:: Given task ::
Give the number of lines that include the string "touch", nothing more.

Dataset records:

****************

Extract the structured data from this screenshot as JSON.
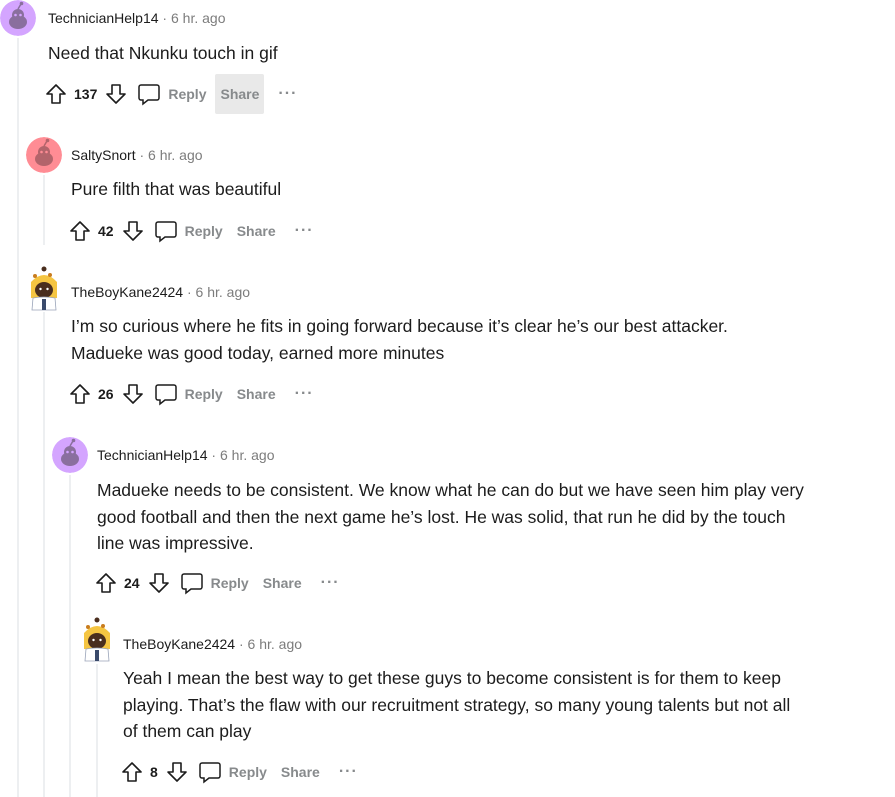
{
  "comments": [
    {
      "author": "TechnicianHelp14",
      "separator": "·",
      "time": "6 hr. ago",
      "body": "Need that Nkunku touch in gif",
      "score": "137",
      "reply_label": "Reply",
      "share_label": "Share",
      "more_label": "···"
    },
    {
      "author": "SaltySnort",
      "separator": "·",
      "time": "6 hr. ago",
      "body": "Pure filth that was beautiful",
      "score": "42",
      "reply_label": "Reply",
      "share_label": "Share",
      "more_label": "···"
    },
    {
      "author": "TheBoyKane2424",
      "separator": "·",
      "time": "6 hr. ago",
      "body_lines": [
        "I’m so curious where he fits in going forward because it’s clear he’s our best attacker.",
        "Madueke was good today, earned more minutes"
      ],
      "score": "26",
      "reply_label": "Reply",
      "share_label": "Share",
      "more_label": "···"
    },
    {
      "author": "TechnicianHelp14",
      "separator": "·",
      "time": "6 hr. ago",
      "body_lines": [
        "Madueke needs to be consistent. We know what he can do but we have seen him play very",
        "good football and then the next game he’s lost. He was solid, that run he did by the touch",
        "line was impressive."
      ],
      "score": "24",
      "reply_label": "Reply",
      "share_label": "Share",
      "more_label": "···"
    },
    {
      "author": "TheBoyKane2424",
      "separator": "·",
      "time": "6 hr. ago",
      "body_lines": [
        "Yeah I mean the best way to get these guys to become consistent is for them to keep",
        "playing. That’s the flaw with our recruitment strategy, so many young talents but not all",
        "of them can play"
      ],
      "score": "8",
      "reply_label": "Reply",
      "share_label": "Share",
      "more_label": "···"
    }
  ],
  "colors": {
    "avatar_purple": "#d4a5ff",
    "avatar_pink": "#ff8c94",
    "meta_gray": "#7c7c7c",
    "action_gray": "#878a8c"
  }
}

****************

:: Worked answer ::
2